Write out the data below in full. Keep it exact.
○ ○ ○ ○ ○ ○ ○
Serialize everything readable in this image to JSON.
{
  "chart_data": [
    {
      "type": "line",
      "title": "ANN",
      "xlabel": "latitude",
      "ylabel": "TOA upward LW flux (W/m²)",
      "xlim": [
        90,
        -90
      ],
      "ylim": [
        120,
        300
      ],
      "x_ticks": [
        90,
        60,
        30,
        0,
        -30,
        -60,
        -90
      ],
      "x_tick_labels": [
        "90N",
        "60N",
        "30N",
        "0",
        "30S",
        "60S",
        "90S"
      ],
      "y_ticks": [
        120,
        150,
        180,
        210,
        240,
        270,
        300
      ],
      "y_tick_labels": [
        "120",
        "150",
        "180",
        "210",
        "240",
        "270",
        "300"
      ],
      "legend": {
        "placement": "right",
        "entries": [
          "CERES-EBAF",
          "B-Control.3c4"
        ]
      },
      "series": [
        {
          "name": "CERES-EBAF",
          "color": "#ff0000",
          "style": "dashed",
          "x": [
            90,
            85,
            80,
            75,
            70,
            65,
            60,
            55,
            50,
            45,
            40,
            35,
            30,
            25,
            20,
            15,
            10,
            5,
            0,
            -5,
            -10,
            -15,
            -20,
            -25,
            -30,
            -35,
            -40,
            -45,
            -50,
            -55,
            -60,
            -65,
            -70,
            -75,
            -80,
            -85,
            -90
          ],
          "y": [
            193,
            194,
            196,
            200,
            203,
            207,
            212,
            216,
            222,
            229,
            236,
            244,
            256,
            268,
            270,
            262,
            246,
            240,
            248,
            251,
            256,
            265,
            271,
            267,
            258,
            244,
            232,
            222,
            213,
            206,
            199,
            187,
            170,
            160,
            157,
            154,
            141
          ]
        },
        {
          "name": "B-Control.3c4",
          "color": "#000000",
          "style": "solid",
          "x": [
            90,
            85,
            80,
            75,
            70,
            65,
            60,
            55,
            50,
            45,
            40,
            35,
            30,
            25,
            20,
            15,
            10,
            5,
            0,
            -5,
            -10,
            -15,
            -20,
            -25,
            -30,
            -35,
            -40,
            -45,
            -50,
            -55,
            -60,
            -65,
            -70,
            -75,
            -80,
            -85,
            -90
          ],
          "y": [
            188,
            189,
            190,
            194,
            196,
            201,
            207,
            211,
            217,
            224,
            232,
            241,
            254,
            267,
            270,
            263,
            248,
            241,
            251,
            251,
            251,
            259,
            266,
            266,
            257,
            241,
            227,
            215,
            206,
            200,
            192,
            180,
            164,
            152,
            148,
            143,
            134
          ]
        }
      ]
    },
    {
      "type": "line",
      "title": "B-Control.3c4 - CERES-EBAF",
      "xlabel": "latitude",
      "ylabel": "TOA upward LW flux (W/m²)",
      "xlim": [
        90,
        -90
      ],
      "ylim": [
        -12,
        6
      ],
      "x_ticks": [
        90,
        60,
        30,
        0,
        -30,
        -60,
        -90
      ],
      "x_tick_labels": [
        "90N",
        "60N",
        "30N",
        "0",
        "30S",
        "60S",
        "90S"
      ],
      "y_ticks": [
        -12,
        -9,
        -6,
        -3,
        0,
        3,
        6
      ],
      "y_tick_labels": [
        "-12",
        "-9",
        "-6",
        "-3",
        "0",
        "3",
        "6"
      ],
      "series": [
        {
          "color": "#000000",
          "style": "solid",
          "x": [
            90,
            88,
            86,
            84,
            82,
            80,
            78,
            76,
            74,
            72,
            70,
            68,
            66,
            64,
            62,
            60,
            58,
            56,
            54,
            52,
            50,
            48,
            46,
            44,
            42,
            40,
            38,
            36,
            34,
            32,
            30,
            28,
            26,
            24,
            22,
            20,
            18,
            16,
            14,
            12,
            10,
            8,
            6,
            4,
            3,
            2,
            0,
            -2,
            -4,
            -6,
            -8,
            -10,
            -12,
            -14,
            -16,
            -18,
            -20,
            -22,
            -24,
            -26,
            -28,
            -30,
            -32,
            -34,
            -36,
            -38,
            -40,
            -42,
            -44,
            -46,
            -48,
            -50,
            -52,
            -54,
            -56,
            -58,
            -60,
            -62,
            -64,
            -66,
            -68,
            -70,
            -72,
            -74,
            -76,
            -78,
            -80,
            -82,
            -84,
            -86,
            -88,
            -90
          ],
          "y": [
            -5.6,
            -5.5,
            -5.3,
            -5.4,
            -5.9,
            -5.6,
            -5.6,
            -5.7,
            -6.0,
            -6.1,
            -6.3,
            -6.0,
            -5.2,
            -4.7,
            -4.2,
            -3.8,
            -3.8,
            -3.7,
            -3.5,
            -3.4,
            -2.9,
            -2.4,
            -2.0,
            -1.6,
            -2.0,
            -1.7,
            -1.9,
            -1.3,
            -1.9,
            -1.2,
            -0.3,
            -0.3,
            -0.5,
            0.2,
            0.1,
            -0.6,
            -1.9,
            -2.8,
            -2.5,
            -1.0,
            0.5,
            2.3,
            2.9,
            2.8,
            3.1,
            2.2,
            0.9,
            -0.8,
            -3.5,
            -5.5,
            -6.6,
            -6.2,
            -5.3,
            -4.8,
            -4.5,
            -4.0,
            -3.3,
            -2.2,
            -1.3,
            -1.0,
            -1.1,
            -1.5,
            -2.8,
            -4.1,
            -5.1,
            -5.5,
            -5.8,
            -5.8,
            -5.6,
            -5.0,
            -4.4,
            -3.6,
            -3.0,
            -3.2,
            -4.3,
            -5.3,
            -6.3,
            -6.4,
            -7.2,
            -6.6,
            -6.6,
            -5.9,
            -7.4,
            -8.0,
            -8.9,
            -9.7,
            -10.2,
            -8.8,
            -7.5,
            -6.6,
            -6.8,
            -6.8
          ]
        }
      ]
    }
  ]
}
○ ○ ○ ○ ○ ○ ○
Task output:
Serialize everything readable in this image to JSON.
{
  "chart_data": [
    {
      "type": "line",
      "title": "ANN",
      "xlabel": "latitude",
      "ylabel": "TOA upward LW flux (W/m²)",
      "xlim": [
        90,
        -90
      ],
      "ylim": [
        120,
        300
      ],
      "x_ticks": [
        90,
        60,
        30,
        0,
        -30,
        -60,
        -90
      ],
      "x_tick_labels": [
        "90N",
        "60N",
        "30N",
        "0",
        "30S",
        "60S",
        "90S"
      ],
      "y_ticks": [
        120,
        150,
        180,
        210,
        240,
        270,
        300
      ],
      "y_tick_labels": [
        "120",
        "150",
        "180",
        "210",
        "240",
        "270",
        "300"
      ],
      "legend": {
        "placement": "right",
        "entries": [
          "CERES-EBAF",
          "B-Control.3c4"
        ]
      },
      "series": [
        {
          "name": "CERES-EBAF",
          "color": "#ff0000",
          "style": "dashed",
          "x": [
            90,
            85,
            80,
            75,
            70,
            65,
            60,
            55,
            50,
            45,
            40,
            35,
            30,
            25,
            20,
            15,
            10,
            5,
            0,
            -5,
            -10,
            -15,
            -20,
            -25,
            -30,
            -35,
            -40,
            -45,
            -50,
            -55,
            -60,
            -65,
            -70,
            -75,
            -80,
            -85,
            -90
          ],
          "y": [
            193,
            194,
            196,
            200,
            203,
            207,
            212,
            216,
            222,
            229,
            236,
            244,
            256,
            268,
            270,
            262,
            246,
            240,
            248,
            251,
            256,
            265,
            271,
            267,
            258,
            244,
            232,
            222,
            213,
            206,
            199,
            187,
            170,
            160,
            157,
            154,
            141
          ]
        },
        {
          "name": "B-Control.3c4",
          "color": "#000000",
          "style": "solid",
          "x": [
            90,
            85,
            80,
            75,
            70,
            65,
            60,
            55,
            50,
            45,
            40,
            35,
            30,
            25,
            20,
            15,
            10,
            5,
            0,
            -5,
            -10,
            -15,
            -20,
            -25,
            -30,
            -35,
            -40,
            -45,
            -50,
            -55,
            -60,
            -65,
            -70,
            -75,
            -80,
            -85,
            -90
          ],
          "y": [
            188,
            189,
            190,
            194,
            196,
            201,
            207,
            211,
            217,
            224,
            232,
            241,
            254,
            267,
            270,
            263,
            248,
            241,
            251,
            251,
            251,
            259,
            266,
            266,
            257,
            241,
            227,
            215,
            206,
            200,
            192,
            180,
            164,
            152,
            148,
            143,
            134
          ]
        }
      ]
    },
    {
      "type": "line",
      "title": "B-Control.3c4 - CERES-EBAF",
      "xlabel": "latitude",
      "ylabel": "TOA upward LW flux (W/m²)",
      "xlim": [
        90,
        -90
      ],
      "ylim": [
        -12,
        6
      ],
      "x_ticks": [
        90,
        60,
        30,
        0,
        -30,
        -60,
        -90
      ],
      "x_tick_labels": [
        "90N",
        "60N",
        "30N",
        "0",
        "30S",
        "60S",
        "90S"
      ],
      "y_ticks": [
        -12,
        -9,
        -6,
        -3,
        0,
        3,
        6
      ],
      "y_tick_labels": [
        "-12",
        "-9",
        "-6",
        "-3",
        "0",
        "3",
        "6"
      ],
      "series": [
        {
          "color": "#000000",
          "style": "solid",
          "x": [
            90,
            88,
            86,
            84,
            82,
            80,
            78,
            76,
            74,
            72,
            70,
            68,
            66,
            64,
            62,
            60,
            58,
            56,
            54,
            52,
            50,
            48,
            46,
            44,
            42,
            40,
            38,
            36,
            34,
            32,
            30,
            28,
            26,
            24,
            22,
            20,
            18,
            16,
            14,
            12,
            10,
            8,
            6,
            4,
            3,
            2,
            0,
            -2,
            -4,
            -6,
            -8,
            -10,
            -12,
            -14,
            -16,
            -18,
            -20,
            -22,
            -24,
            -26,
            -28,
            -30,
            -32,
            -34,
            -36,
            -38,
            -40,
            -42,
            -44,
            -46,
            -48,
            -50,
            -52,
            -54,
            -56,
            -58,
            -60,
            -62,
            -64,
            -66,
            -68,
            -70,
            -72,
            -74,
            -76,
            -78,
            -80,
            -82,
            -84,
            -86,
            -88,
            -90
          ],
          "y": [
            -5.6,
            -5.5,
            -5.3,
            -5.4,
            -5.9,
            -5.6,
            -5.6,
            -5.7,
            -6.0,
            -6.1,
            -6.3,
            -6.0,
            -5.2,
            -4.7,
            -4.2,
            -3.8,
            -3.8,
            -3.7,
            -3.5,
            -3.4,
            -2.9,
            -2.4,
            -2.0,
            -1.6,
            -2.0,
            -1.7,
            -1.9,
            -1.3,
            -1.9,
            -1.2,
            -0.3,
            -0.3,
            -0.5,
            0.2,
            0.1,
            -0.6,
            -1.9,
            -2.8,
            -2.5,
            -1.0,
            0.5,
            2.3,
            2.9,
            2.8,
            3.1,
            2.2,
            0.9,
            -0.8,
            -3.5,
            -5.5,
            -6.6,
            -6.2,
            -5.3,
            -4.8,
            -4.5,
            -4.0,
            -3.3,
            -2.2,
            -1.3,
            -1.0,
            -1.1,
            -1.5,
            -2.8,
            -4.1,
            -5.1,
            -5.5,
            -5.8,
            -5.8,
            -5.6,
            -5.0,
            -4.4,
            -3.6,
            -3.0,
            -3.2,
            -4.3,
            -5.3,
            -6.3,
            -6.4,
            -7.2,
            -6.6,
            -6.6,
            -5.9,
            -7.4,
            -8.0,
            -8.9,
            -9.7,
            -10.2,
            -8.8,
            -7.5,
            -6.6,
            -6.8,
            -6.8
          ]
        }
      ]
    }
  ]
}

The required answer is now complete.